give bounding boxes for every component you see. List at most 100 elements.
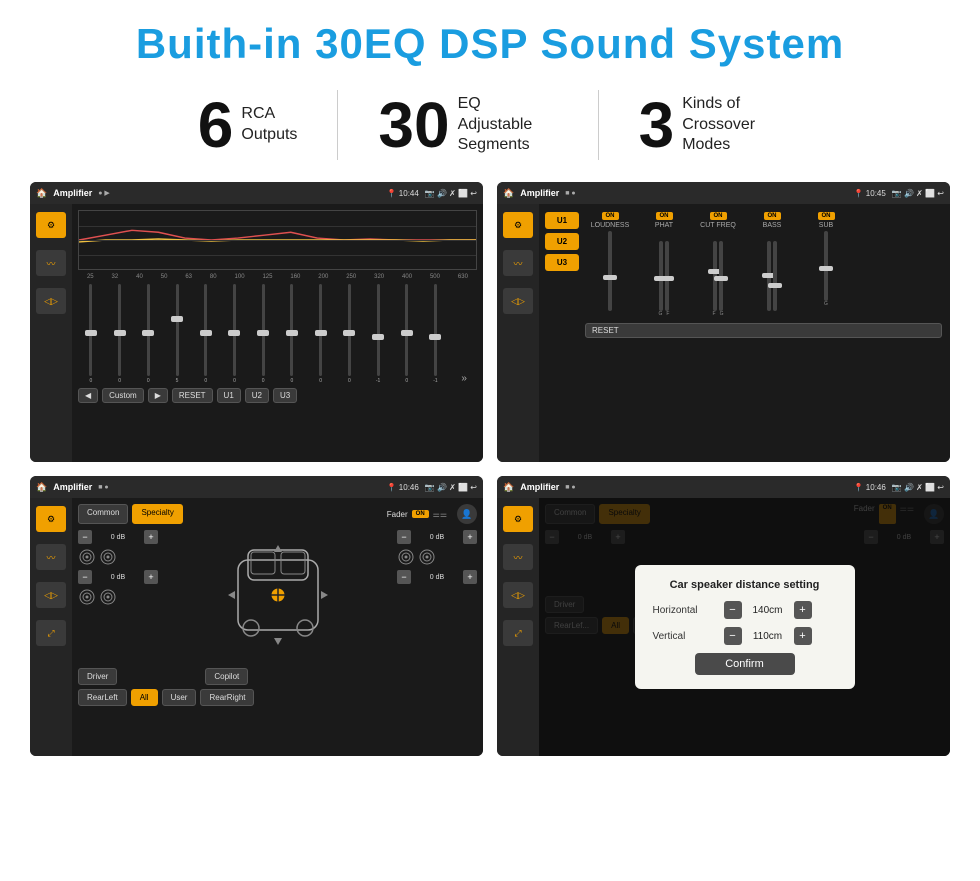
eq-sidebar-vol-btn[interactable]: ◁▷ — [36, 288, 66, 314]
db4-val: 0 dB — [415, 574, 459, 581]
sub-toggle[interactable]: ON — [818, 212, 835, 220]
fader-person-icon: 👤 — [461, 509, 472, 520]
stat-crossover: 3 Kinds ofCrossover Modes — [599, 93, 823, 157]
dialog-sidebar-vol-btn[interactable]: ◁▷ — [503, 582, 533, 608]
eq-slider-1[interactable]: 0 — [78, 284, 104, 384]
eq-sidebar: ⚙ 〰 ◁▷ — [30, 204, 72, 462]
u2-preset-btn[interactable]: U2 — [545, 233, 579, 250]
dialog-horizontal-plus[interactable]: + — [794, 601, 812, 619]
db1-plus-btn[interactable]: + — [144, 530, 158, 544]
db2-minus-btn[interactable]: − — [78, 570, 92, 584]
dialog-sidebar-eq-btn[interactable]: ⚙ — [503, 506, 533, 532]
bass-slider-2[interactable] — [773, 241, 777, 311]
eq-u3-btn[interactable]: U3 — [273, 388, 297, 403]
bass-ctrl: ON BASS — [747, 212, 797, 317]
dialog-vertical-minus[interactable]: − — [724, 627, 742, 645]
eq-main: 2532405063 80100125160200 25032040050063… — [72, 204, 483, 462]
tab-common[interactable]: Common — [78, 504, 128, 524]
driver-btn[interactable]: Driver — [78, 668, 117, 685]
amp2-sidebar-eq-btn[interactable]: ⚙ — [503, 212, 533, 238]
fader-controls: 📷 🔊 ✗ ⬜ ↩ — [425, 483, 477, 492]
fader-screen-content: ⚙ 〰 ◁▷ ⤢ Common Specialty Fader ON ⚌⚌ — [30, 498, 483, 756]
cutfreq-toggle[interactable]: ON — [710, 212, 727, 220]
eq-slider-4[interactable]: 5 — [164, 284, 190, 384]
sub-slider[interactable] — [824, 231, 828, 301]
rearright-btn[interactable]: RearRight — [200, 689, 254, 706]
dialog-topbar: 🏠 Amplifier ■ ● 📍 10:46 📷 🔊 ✗ ⬜ ↩ — [497, 476, 950, 498]
db3-plus-btn[interactable]: + — [463, 530, 477, 544]
dialog-sidebar-arrows-btn[interactable]: ⤢ — [503, 620, 533, 646]
eq-controls: 📷 🔊 ✗ ⬜ ↩ — [425, 189, 477, 198]
dialog-horizontal-value: 140cm — [748, 605, 788, 616]
eq-play-btn[interactable]: ▶ — [148, 388, 168, 403]
tab-specialty[interactable]: Specialty — [132, 504, 182, 524]
bass-slider-1[interactable] — [767, 241, 771, 311]
db2-plus-btn[interactable]: + — [144, 570, 158, 584]
eq-reset-btn[interactable]: RESET — [172, 388, 213, 403]
phat-slider-f[interactable] — [665, 241, 669, 311]
fader-left-controls: − 0 dB + − 0 dB + — [78, 530, 158, 660]
db3-minus-btn[interactable]: − — [397, 530, 411, 544]
fader-on-toggle[interactable]: ON — [412, 510, 429, 518]
eq-prev-btn[interactable]: ◀ — [78, 388, 98, 403]
eq-slider-9[interactable]: 0 — [308, 284, 334, 384]
stat-crossover-label: Kinds ofCrossover Modes — [682, 94, 782, 156]
stat-rca-number: 6 — [198, 93, 234, 157]
dialog-vertical-plus[interactable]: + — [794, 627, 812, 645]
amp2-sidebar-vol-btn[interactable]: ◁▷ — [503, 288, 533, 314]
amp2-sidebar-wave-btn[interactable]: 〰 — [503, 250, 533, 276]
u3-preset-btn[interactable]: U3 — [545, 254, 579, 271]
loudness-toggle[interactable]: ON — [602, 212, 619, 220]
fader-sidebar-wave-btn[interactable]: 〰 — [36, 544, 66, 570]
bass-toggle[interactable]: ON — [764, 212, 781, 220]
eq-slider-7[interactable]: 0 — [250, 284, 276, 384]
fader-sidebar-eq-btn[interactable]: ⚙ — [36, 506, 66, 532]
u1-preset-btn[interactable]: U1 — [545, 212, 579, 229]
cutfreq-slider-g[interactable] — [719, 241, 723, 311]
eq-slider-expand[interactable]: » — [451, 284, 477, 384]
fader-sidebar-arrows-btn[interactable]: ⤢ — [36, 620, 66, 646]
eq-slider-13[interactable]: -1 — [423, 284, 449, 384]
dialog-controls: 📷 🔊 ✗ ⬜ ↩ — [892, 483, 944, 492]
db2-val: 0 dB — [96, 574, 140, 581]
eq-bottom-bar: ◀ Custom ▶ RESET U1 U2 U3 — [78, 388, 477, 403]
user-btn[interactable]: User — [162, 689, 197, 706]
db4-plus-btn[interactable]: + — [463, 570, 477, 584]
amp2-main: U1 U2 U3 ON LOUDNESS — [539, 204, 950, 462]
dialog-sidebar-wave-btn[interactable]: 〰 — [503, 544, 533, 570]
amp2-reset-btn[interactable]: RESET — [585, 323, 942, 338]
db1-minus-btn[interactable]: − — [78, 530, 92, 544]
amp2-sidebar: ⚙ 〰 ◁▷ — [497, 204, 539, 462]
eq-slider-12[interactable]: 0 — [394, 284, 420, 384]
screenshots-grid: 🏠 Amplifier ● ▶ 📍 10:44 📷 🔊 ✗ ⬜ ↩ ⚙ 〰 ◁▷ — [30, 182, 950, 756]
copilot-btn[interactable]: Copilot — [205, 668, 248, 685]
eq-u1-btn[interactable]: U1 — [217, 388, 241, 403]
eq-sidebar-eq-btn[interactable]: ⚙ — [36, 212, 66, 238]
fader-sidebar-vol-btn[interactable]: ◁▷ — [36, 582, 66, 608]
eq-sidebar-wave-btn[interactable]: 〰 — [36, 250, 66, 276]
eq-slider-5[interactable]: 0 — [193, 284, 219, 384]
eq-slider-3[interactable]: 0 — [135, 284, 161, 384]
stat-rca-label: RCAOutputs — [241, 104, 297, 146]
eq-screenshot: 🏠 Amplifier ● ▶ 📍 10:44 📷 🔊 ✗ ⬜ ↩ ⚙ 〰 ◁▷ — [30, 182, 483, 462]
eq-slider-2[interactable]: 0 — [107, 284, 133, 384]
fader-topbar: 🏠 Amplifier ■ ● 📍 10:46 📷 🔊 ✗ ⬜ ↩ — [30, 476, 483, 498]
dialog-main: Common Specialty Fader ON ⚌⚌ 👤 — [539, 498, 950, 756]
amp2-controls: 📷 🔊 ✗ ⬜ ↩ — [892, 189, 944, 198]
eq-slider-8[interactable]: 0 — [279, 284, 305, 384]
phat-toggle[interactable]: ON — [656, 212, 673, 220]
all-btn[interactable]: All — [131, 689, 158, 706]
eq-slider-11[interactable]: -1 — [365, 284, 391, 384]
stats-row: 6 RCAOutputs 30 EQ AdjustableSegments 3 … — [30, 90, 950, 160]
db4-minus-btn[interactable]: − — [397, 570, 411, 584]
eq-u2-btn[interactable]: U2 — [245, 388, 269, 403]
dialog-confirm-btn[interactable]: Confirm — [695, 653, 795, 675]
rearleft-btn[interactable]: RearLeft — [78, 689, 127, 706]
dialog-horizontal-label: Horizontal — [653, 605, 718, 616]
eq-slider-6[interactable]: 0 — [222, 284, 248, 384]
dialog-horizontal-minus[interactable]: − — [724, 601, 742, 619]
cutfreq-ctrl: ON CUT FREQ — [693, 212, 743, 317]
eq-slider-10[interactable]: 0 — [336, 284, 362, 384]
amp2-channels: ON LOUDNESS ON PHAT — [581, 208, 946, 458]
loudness-slider[interactable] — [608, 231, 612, 311]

------

- _Task goal_:
Lay out as a Markdown table with the columns Row and Line the stretch of the records from the line containing "eq-sidebar-vol-btn[interactable]: ◁▷ —" through the line containing "stat-crossover: 3 Kinds", numbering each line and leaving out blank lines.

- _Output of the task_:
| Row | Line |
|---|---|
| 1 | eq-sidebar-vol-btn[interactable]: ◁▷ — [36, 288, 66, 314] |
| 2 | db4-val: 0 dB — [415, 574, 459, 581] |
| 3 | sub-toggle[interactable]: ON — [818, 212, 835, 220] |
| 4 | fader-person-icon: 👤 — [461, 509, 472, 520] |
| 5 | stat-crossover: 3 Kinds ofCrossover Modes — [599, 93, 823, 157] |